Il presidente di Confartigianato sottolinea il “periodo delicato per le Pmi venete che stanno già subendo una contrazione dei finanziamenti più forte rispetto alla media nazionale”
Il nuovo rialzo di 25 punti base dei tassi di riferimento deciso dalla Bce – Banca centrale europea – aggiunge pressione sulle imprese, in particolare sulle micro e piccole aziende, che stanno già facendo i conti con una contrazione dei finanziamenti.
In Veneto, a marzo 2026, i prestiti alle piccole e medie imprese (Pmi) sono diminuiti del 5,5% su base annua, un calo più marcato rispetto alla media nazionale del 4,3% e alla contrazione dell’1,8% registrata dal totale delle imprese in Veneto. Nel confronto con le principali regioni manifatturiere, il Veneto fa peggio di Lombardia (-4%) ed Emilia-Romagna (-4,3%) e registra una contrazione inferiore soltanto a quella di Toscana, Liguria , Marche e Valle d’Aosta.
Il peggioramento è evidente anche guardando all’andamento degli ultimi mesi: a dicembre 2025 i prestiti alle PMI venete erano già diminuiti del 4,9% su base annua, contro il -2,8% del totale delle imprese. Nello stesso anno, le micro e piccole imprese italiane hanno investito 42,7 miliardi di euro in macchinari; il 69,4% ha investito in almeno un ambito della transizione digitale e il 21% in tecnologie green.

# # #

▶ COSA FARE
- A) Cita alla lettera la parte del testo sui prestiti alle Pmi venete che comincia con "Il presidente di" e termina con "contrazione dei finanziamenti.".
- B) Nel testo sui prestiti alle Pmi venete, di quanto sono calati su base annua i prestiti alle piccole e medie imprese del Veneto a marzo 2026?
Le voci riportate qui sotto non c'entrano nulla con il testo.

# # #

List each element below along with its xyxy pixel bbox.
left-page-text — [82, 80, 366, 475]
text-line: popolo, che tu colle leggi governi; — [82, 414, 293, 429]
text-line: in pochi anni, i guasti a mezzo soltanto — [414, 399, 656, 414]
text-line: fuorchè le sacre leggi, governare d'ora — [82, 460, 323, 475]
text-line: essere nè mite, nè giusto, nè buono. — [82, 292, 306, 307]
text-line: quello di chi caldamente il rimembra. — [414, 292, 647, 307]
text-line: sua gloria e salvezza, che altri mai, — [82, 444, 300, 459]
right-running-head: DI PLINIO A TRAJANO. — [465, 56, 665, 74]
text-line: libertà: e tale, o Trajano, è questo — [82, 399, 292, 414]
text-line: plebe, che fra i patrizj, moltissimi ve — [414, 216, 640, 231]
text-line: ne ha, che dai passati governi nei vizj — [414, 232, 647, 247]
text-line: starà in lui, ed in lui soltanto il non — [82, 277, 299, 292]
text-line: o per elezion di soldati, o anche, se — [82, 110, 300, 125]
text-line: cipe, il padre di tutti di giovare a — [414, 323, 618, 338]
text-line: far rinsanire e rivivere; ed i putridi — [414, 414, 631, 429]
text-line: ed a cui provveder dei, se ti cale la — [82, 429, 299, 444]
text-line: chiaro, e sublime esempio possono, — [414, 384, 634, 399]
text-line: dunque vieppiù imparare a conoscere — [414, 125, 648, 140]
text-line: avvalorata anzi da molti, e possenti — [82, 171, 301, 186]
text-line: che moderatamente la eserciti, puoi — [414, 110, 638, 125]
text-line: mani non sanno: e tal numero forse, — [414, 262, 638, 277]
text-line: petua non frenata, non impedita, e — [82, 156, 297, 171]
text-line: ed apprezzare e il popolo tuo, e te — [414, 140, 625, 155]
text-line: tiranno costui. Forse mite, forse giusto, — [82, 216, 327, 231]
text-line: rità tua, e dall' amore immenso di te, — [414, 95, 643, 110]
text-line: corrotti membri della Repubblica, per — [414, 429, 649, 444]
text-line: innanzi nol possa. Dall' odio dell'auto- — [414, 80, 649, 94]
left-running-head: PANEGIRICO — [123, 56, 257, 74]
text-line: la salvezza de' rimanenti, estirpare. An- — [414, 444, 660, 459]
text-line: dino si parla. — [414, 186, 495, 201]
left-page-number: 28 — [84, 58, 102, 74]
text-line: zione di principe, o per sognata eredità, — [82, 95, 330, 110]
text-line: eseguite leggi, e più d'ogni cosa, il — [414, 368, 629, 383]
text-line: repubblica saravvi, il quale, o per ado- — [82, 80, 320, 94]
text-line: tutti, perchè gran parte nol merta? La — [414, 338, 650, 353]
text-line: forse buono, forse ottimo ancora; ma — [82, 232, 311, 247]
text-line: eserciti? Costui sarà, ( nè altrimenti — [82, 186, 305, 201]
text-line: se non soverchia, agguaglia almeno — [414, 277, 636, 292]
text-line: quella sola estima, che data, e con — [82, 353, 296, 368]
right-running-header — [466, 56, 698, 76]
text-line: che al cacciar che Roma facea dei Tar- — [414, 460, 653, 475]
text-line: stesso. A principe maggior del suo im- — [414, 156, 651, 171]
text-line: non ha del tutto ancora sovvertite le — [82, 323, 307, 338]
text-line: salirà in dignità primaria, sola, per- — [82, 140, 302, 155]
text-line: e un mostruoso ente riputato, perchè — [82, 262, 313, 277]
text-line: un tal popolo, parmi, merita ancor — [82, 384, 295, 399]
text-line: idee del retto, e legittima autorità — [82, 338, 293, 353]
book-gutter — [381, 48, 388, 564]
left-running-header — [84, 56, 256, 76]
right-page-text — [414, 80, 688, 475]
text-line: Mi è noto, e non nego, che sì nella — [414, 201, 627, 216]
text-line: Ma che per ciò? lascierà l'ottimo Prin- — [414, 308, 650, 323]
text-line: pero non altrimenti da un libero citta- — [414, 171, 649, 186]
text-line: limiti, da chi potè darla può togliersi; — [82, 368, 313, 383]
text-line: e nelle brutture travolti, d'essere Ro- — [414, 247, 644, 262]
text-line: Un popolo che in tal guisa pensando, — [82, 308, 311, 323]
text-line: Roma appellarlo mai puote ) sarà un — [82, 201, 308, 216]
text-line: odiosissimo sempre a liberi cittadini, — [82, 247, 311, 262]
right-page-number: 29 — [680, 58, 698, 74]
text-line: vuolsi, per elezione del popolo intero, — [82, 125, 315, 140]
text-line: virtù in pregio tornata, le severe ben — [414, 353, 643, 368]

# # #

▶ SOLUZIONI DEI COMPITI
- A)
Il presidente di Confartigianato sottolinea il “periodo delicato per le Pmi venete che stanno già subendo una contrazione dei finanziamenti più forte rispetto alla media nazionale”
Il nuovo rialzo di 25 punti base dei tassi di riferimento deciso dalla Bce – Banca centrale europea – aggiunge pressione sulle imprese, in particolare sulle micro e piccole aziende, che stanno già facendo i conti con una contrazione dei finanziamenti.

- B) Del 5,5%.